TASK BRIEF =>
Each line from the line holding "Give me a plain-text" through the last line should be written out exactly, with nothing else and no images.

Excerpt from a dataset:
___

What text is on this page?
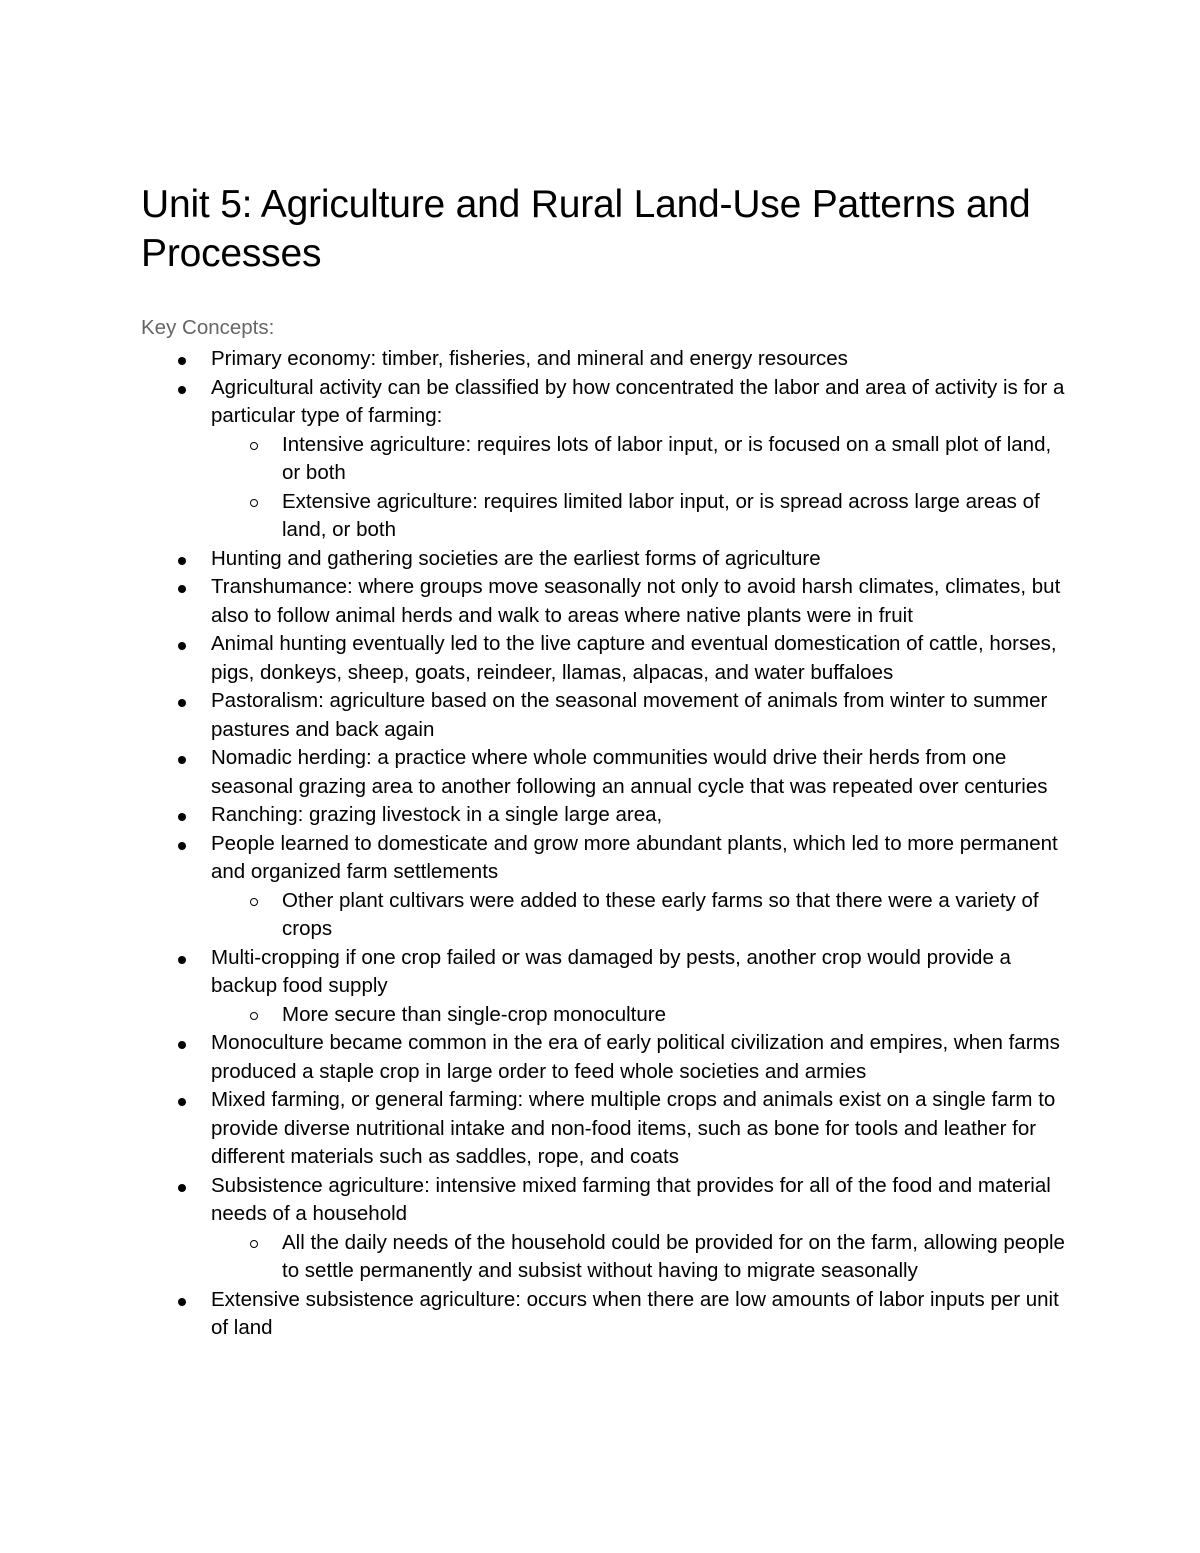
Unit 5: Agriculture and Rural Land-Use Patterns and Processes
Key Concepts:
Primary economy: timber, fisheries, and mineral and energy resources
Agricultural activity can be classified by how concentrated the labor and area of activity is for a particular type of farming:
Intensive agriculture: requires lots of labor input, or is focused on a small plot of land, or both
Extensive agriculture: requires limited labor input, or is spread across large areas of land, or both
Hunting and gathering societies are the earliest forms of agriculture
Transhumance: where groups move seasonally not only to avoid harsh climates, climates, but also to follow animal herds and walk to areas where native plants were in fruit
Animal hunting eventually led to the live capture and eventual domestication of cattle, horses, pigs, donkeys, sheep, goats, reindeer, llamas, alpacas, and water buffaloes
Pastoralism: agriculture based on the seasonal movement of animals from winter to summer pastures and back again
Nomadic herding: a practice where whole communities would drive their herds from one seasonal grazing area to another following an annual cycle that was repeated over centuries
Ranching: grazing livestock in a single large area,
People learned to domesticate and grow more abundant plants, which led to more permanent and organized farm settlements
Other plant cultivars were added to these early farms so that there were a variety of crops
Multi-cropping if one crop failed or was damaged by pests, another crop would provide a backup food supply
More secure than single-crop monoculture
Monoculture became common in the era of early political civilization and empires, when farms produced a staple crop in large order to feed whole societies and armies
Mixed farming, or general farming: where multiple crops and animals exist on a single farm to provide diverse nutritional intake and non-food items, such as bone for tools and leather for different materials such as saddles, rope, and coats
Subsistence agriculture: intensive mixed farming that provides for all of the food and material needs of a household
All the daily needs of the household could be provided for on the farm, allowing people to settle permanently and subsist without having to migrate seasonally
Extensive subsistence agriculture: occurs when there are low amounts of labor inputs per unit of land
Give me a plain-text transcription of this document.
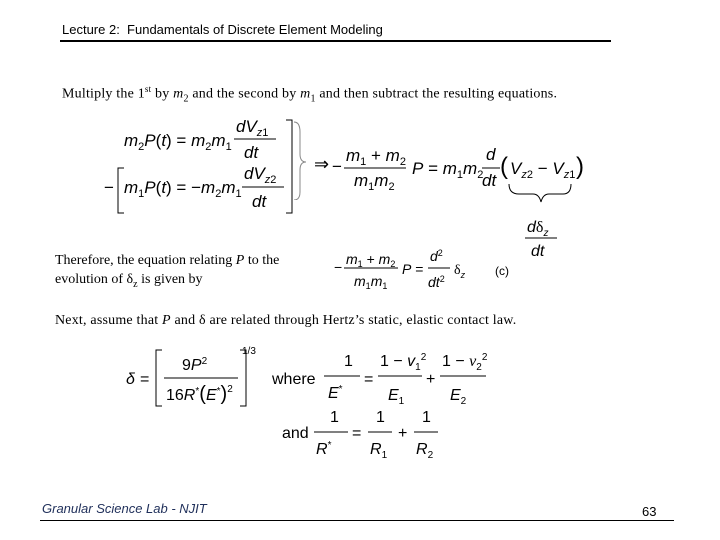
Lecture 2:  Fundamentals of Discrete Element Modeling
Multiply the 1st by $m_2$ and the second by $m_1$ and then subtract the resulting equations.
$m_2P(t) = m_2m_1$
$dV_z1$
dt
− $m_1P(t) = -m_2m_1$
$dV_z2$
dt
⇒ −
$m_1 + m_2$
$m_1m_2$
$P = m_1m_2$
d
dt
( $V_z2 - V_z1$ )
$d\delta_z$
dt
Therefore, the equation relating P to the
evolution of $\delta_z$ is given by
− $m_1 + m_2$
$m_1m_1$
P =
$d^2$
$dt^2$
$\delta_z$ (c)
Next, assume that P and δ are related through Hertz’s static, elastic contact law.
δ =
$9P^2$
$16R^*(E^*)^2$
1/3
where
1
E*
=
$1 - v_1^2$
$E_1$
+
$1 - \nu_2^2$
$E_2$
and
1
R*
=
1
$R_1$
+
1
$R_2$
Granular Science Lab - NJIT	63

___

ANSWER FOR THIS EXERCISE =>
Give me a plain-text transcription of this document.
Lecture 2:  Fundamentals of Discrete Element Modeling
Multiply the 1st by $m_2$ and the second by $m_1$ and then subtract the resulting equations.
$m_2P(t) = m_2m_1$
$dV_z1$
dt
− $m_1P(t) = -m_2m_1$
$dV_z2$
dt
⇒ −
$m_1 + m_2$
$m_1m_2$
$P = m_1m_2$
d
dt
( $V_z2 - V_z1$ )
$d\delta_z$
dt
Therefore, the equation relating P to the
evolution of $\delta_z$ is given by
− $m_1 + m_2$
$m_1m_1$
P =
$d^2$
$dt^2$
$\delta_z$ (c)
Next, assume that P and δ are related through Hertz’s static, elastic contact law.
δ =
$9P^2$
$16R^*(E^*)^2$
1/3
where
1
E*
=
$1 - v_1^2$
$E_1$
+
$1 - \nu_2^2$
$E_2$
and
1
R*
=
1
$R_1$
+
1
$R_2$
Granular Science Lab - NJIT	63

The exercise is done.